- Record set -
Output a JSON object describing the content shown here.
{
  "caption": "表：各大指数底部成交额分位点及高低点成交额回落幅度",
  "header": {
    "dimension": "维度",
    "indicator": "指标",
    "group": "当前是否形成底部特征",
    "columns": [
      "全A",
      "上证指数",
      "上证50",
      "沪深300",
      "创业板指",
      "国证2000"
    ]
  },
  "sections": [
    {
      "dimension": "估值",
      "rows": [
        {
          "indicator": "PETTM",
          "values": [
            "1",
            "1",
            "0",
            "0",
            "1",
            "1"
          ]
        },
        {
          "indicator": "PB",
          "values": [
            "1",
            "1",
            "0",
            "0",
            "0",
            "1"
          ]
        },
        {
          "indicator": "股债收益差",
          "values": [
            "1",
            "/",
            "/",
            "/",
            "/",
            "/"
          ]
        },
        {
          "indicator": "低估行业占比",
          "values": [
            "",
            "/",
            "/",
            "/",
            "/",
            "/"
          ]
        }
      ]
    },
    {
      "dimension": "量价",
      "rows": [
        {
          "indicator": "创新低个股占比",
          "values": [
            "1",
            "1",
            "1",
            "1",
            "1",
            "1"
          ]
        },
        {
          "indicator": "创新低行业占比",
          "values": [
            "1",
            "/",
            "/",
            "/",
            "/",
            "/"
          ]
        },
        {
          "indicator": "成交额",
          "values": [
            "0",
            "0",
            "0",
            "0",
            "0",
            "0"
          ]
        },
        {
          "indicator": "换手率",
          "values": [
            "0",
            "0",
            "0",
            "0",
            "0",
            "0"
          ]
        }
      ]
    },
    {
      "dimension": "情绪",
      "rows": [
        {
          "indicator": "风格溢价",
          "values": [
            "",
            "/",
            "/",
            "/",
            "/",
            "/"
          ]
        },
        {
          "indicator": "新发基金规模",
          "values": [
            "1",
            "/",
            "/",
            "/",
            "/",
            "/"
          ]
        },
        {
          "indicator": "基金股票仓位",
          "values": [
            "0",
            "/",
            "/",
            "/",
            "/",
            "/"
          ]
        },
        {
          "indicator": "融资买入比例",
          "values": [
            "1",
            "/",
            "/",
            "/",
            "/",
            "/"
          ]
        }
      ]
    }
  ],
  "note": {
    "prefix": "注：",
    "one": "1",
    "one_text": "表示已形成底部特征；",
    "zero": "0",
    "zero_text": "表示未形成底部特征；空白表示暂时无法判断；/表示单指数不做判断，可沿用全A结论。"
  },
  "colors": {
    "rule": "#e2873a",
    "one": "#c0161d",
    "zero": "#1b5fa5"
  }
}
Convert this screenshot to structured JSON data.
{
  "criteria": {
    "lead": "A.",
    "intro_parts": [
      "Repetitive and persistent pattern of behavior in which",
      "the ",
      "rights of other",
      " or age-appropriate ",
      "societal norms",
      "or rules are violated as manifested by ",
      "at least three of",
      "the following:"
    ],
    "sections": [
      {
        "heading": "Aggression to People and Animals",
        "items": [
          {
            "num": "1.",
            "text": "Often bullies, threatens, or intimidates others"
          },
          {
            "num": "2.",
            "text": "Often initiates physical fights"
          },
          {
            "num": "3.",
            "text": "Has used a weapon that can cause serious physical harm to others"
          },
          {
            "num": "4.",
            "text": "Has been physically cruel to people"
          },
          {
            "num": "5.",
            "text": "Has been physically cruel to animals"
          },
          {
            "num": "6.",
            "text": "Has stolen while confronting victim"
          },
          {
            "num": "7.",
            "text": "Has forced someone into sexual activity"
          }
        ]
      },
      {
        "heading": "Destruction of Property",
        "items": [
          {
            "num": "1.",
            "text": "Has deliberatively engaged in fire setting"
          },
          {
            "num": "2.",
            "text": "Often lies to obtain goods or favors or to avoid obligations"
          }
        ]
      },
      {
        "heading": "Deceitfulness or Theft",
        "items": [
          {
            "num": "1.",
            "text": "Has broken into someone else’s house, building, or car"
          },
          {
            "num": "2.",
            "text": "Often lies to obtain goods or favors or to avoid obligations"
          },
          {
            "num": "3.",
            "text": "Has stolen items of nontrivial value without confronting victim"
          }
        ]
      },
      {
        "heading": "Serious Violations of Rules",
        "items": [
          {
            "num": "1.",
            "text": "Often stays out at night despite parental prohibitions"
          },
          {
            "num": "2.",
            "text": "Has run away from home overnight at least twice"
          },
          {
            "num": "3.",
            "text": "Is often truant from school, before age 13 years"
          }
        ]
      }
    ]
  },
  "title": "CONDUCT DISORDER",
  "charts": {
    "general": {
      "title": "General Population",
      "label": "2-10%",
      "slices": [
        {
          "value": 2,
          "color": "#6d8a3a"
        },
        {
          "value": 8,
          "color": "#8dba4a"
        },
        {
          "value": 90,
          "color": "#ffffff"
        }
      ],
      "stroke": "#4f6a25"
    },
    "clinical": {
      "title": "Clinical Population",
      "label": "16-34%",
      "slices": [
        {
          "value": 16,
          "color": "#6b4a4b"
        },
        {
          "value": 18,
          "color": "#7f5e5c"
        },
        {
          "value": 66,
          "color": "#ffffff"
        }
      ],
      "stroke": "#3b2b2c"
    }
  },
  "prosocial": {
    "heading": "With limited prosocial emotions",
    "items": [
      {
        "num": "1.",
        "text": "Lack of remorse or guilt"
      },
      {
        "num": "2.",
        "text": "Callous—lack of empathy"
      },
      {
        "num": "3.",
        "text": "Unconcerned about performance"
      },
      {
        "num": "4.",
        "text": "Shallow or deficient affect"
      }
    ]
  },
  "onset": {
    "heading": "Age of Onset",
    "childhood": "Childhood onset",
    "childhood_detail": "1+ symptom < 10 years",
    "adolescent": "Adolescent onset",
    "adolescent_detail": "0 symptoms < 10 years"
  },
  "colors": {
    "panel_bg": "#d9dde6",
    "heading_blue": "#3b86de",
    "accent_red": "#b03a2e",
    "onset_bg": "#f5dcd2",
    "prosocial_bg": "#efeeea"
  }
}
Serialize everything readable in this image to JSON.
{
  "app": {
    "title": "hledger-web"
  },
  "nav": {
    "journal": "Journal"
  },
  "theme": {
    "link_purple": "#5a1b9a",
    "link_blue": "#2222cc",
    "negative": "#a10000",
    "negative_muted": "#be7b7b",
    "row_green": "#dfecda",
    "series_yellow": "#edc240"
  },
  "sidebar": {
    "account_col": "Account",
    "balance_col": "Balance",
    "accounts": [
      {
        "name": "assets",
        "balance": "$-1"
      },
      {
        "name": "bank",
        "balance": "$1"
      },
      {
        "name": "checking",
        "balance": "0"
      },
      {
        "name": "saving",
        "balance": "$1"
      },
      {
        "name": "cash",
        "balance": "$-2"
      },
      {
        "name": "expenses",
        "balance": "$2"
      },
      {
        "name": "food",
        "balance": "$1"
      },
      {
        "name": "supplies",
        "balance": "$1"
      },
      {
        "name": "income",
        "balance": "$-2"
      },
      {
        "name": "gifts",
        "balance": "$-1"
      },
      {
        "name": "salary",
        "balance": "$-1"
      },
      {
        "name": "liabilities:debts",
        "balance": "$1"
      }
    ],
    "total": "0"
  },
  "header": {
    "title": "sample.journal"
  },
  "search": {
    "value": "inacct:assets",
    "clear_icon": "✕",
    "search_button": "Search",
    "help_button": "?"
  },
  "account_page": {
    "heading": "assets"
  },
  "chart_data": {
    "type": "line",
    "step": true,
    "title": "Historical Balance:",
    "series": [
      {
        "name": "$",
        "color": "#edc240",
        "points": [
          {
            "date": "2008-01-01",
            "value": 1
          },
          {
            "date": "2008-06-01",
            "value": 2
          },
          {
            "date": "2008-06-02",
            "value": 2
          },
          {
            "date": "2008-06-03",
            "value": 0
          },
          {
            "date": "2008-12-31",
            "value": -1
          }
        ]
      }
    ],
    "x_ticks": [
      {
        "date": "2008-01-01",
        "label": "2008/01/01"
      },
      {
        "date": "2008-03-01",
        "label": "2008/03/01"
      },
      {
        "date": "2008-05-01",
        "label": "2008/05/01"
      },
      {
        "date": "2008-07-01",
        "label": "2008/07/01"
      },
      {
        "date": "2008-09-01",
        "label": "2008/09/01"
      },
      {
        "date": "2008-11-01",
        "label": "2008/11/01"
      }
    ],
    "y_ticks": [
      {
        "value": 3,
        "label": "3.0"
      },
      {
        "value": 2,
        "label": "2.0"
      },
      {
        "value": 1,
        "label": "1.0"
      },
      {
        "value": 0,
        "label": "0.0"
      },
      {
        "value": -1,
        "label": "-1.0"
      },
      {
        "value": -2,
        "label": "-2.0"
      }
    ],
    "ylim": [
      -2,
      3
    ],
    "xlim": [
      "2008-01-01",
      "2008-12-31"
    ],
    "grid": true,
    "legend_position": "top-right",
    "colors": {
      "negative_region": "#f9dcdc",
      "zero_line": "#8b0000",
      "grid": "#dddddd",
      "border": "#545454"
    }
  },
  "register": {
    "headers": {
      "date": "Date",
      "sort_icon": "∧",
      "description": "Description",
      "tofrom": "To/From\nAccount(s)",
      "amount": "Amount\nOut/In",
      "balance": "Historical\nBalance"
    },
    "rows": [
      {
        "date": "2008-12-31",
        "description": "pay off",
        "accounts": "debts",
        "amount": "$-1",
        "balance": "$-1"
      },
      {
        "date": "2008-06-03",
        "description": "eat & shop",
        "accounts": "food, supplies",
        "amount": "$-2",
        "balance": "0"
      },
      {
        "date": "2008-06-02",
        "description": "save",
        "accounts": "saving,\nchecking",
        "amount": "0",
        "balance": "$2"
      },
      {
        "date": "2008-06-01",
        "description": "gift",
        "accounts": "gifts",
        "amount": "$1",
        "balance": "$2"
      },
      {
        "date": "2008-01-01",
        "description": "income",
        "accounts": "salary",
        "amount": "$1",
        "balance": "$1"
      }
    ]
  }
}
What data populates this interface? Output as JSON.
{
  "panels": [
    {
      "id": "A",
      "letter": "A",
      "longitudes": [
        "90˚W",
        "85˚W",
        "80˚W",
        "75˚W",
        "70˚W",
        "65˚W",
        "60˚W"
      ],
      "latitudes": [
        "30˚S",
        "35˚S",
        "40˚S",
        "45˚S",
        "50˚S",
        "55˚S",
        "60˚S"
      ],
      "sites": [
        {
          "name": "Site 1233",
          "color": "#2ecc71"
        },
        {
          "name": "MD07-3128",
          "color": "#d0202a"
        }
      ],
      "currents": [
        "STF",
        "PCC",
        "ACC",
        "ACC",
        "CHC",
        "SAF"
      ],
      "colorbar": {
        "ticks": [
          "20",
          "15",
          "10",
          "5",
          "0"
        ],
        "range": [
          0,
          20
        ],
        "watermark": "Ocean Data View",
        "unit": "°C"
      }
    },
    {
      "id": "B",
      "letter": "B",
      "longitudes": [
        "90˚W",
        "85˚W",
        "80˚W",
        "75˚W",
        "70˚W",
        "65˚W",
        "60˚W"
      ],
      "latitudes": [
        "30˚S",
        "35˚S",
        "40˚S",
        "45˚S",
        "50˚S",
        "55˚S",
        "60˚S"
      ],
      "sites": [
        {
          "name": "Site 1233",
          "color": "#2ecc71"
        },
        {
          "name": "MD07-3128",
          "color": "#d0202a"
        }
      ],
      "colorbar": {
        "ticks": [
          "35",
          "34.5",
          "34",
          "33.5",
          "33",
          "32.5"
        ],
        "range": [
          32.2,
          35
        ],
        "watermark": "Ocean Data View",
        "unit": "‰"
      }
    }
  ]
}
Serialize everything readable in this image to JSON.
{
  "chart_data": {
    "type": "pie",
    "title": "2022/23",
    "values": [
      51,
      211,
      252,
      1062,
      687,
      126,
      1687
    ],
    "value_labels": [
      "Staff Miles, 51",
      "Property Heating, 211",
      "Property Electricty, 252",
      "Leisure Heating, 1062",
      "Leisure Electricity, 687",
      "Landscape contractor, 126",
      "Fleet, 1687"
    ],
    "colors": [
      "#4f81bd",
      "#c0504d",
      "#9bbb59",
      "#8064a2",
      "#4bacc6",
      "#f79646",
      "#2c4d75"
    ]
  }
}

- Stated exercise -
Filter the records above for lines containing the word "into", and copy those lines.

- Completed task -
            "text": "Has forced someone into sexual activity"
            "text": "Has broken into someone else’s house, building, or car"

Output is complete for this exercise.